The exercise: Output the material below in full, exactly as it is.

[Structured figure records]
_ _ _
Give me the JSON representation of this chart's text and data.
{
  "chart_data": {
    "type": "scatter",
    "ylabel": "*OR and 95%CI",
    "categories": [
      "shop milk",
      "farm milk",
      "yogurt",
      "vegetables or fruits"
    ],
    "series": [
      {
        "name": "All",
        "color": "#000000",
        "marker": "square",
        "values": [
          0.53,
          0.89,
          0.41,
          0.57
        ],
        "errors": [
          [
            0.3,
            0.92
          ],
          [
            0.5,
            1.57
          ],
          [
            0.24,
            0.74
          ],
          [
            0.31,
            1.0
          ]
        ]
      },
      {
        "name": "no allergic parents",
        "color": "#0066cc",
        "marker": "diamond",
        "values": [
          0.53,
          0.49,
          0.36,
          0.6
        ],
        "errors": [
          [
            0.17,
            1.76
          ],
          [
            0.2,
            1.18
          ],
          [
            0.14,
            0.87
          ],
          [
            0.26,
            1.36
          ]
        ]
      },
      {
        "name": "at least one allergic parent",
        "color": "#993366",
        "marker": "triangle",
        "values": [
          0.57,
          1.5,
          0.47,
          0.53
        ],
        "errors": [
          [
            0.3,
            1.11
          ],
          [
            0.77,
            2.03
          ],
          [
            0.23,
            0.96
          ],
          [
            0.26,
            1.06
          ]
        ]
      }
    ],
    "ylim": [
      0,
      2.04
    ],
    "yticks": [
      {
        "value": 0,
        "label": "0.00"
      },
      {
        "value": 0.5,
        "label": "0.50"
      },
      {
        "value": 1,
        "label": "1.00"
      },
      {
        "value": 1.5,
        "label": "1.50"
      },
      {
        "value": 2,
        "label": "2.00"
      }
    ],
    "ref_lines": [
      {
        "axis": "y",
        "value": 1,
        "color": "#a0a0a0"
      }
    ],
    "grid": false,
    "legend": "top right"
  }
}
_ _ _
Result of the exercise:
Give me the JSON representation of this chart's text and data.
{
  "chart_data": {
    "type": "scatter",
    "ylabel": "*OR and 95%CI",
    "categories": [
      "shop milk",
      "farm milk",
      "yogurt",
      "vegetables or fruits"
    ],
    "series": [
      {
        "name": "All",
        "color": "#000000",
        "marker": "square",
        "values": [
          0.53,
          0.89,
          0.41,
          0.57
        ],
        "errors": [
          [
            0.3,
            0.92
          ],
          [
            0.5,
            1.57
          ],
          [
            0.24,
            0.74
          ],
          [
            0.31,
            1.0
          ]
        ]
      },
      {
        "name": "no allergic parents",
        "color": "#0066cc",
        "marker": "diamond",
        "values": [
          0.53,
          0.49,
          0.36,
          0.6
        ],
        "errors": [
          [
            0.17,
            1.76
          ],
          [
            0.2,
            1.18
          ],
          [
            0.14,
            0.87
          ],
          [
            0.26,
            1.36
          ]
        ]
      },
      {
        "name": "at least one allergic parent",
        "color": "#993366",
        "marker": "triangle",
        "values": [
          0.57,
          1.5,
          0.47,
          0.53
        ],
        "errors": [
          [
            0.3,
            1.11
          ],
          [
            0.77,
            2.03
          ],
          [
            0.23,
            0.96
          ],
          [
            0.26,
            1.06
          ]
        ]
      }
    ],
    "ylim": [
      0,
      2.04
    ],
    "yticks": [
      {
        "value": 0,
        "label": "0.00"
      },
      {
        "value": 0.5,
        "label": "0.50"
      },
      {
        "value": 1,
        "label": "1.00"
      },
      {
        "value": 1.5,
        "label": "1.50"
      },
      {
        "value": 2,
        "label": "2.00"
      }
    ],
    "ref_lines": [
      {
        "axis": "y",
        "value": 1,
        "color": "#a0a0a0"
      }
    ],
    "grid": false,
    "legend": "top right"
  }
}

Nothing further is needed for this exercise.